═══ Data provided

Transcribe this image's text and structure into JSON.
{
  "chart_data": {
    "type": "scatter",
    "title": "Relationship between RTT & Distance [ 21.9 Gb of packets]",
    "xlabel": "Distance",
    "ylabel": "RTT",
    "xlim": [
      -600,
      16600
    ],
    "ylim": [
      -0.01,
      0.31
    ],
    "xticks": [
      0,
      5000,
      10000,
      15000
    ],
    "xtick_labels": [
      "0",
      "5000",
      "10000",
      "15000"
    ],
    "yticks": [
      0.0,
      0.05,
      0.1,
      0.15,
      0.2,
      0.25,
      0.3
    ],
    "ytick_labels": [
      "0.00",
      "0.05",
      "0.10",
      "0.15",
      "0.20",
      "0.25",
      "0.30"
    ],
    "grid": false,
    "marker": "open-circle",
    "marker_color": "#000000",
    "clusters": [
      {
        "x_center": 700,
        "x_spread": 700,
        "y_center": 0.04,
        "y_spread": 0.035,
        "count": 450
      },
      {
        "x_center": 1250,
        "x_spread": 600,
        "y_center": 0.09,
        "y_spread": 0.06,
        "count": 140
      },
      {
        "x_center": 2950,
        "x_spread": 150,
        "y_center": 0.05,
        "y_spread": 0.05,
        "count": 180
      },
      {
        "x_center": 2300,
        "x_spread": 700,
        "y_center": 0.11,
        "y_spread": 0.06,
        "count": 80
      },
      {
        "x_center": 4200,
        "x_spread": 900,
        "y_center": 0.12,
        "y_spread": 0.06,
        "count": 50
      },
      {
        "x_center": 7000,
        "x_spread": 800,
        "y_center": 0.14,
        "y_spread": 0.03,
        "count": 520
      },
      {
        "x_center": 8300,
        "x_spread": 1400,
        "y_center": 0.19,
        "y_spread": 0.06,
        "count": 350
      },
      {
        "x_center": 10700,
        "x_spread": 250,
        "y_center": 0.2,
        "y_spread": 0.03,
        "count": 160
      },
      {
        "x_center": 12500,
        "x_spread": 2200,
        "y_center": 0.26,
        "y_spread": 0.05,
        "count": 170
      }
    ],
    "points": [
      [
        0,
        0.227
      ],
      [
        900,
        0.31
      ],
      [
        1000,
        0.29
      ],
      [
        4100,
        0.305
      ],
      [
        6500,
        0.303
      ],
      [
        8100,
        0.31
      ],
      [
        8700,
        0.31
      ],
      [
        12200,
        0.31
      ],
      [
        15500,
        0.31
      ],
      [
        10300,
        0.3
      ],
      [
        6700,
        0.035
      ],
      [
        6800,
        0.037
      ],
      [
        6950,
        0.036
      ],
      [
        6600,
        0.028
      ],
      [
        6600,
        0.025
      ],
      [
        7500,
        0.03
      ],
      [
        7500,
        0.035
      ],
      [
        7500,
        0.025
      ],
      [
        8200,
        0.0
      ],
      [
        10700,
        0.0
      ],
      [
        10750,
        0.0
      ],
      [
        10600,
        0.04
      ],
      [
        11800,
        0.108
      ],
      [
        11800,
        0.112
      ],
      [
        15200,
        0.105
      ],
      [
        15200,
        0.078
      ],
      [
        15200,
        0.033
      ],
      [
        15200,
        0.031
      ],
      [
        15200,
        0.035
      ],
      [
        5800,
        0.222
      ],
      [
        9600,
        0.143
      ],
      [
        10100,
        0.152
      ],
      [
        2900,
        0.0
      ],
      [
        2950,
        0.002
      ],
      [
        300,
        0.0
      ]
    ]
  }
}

══════

Find every line containing the word "count", then give the total and nothing more.

9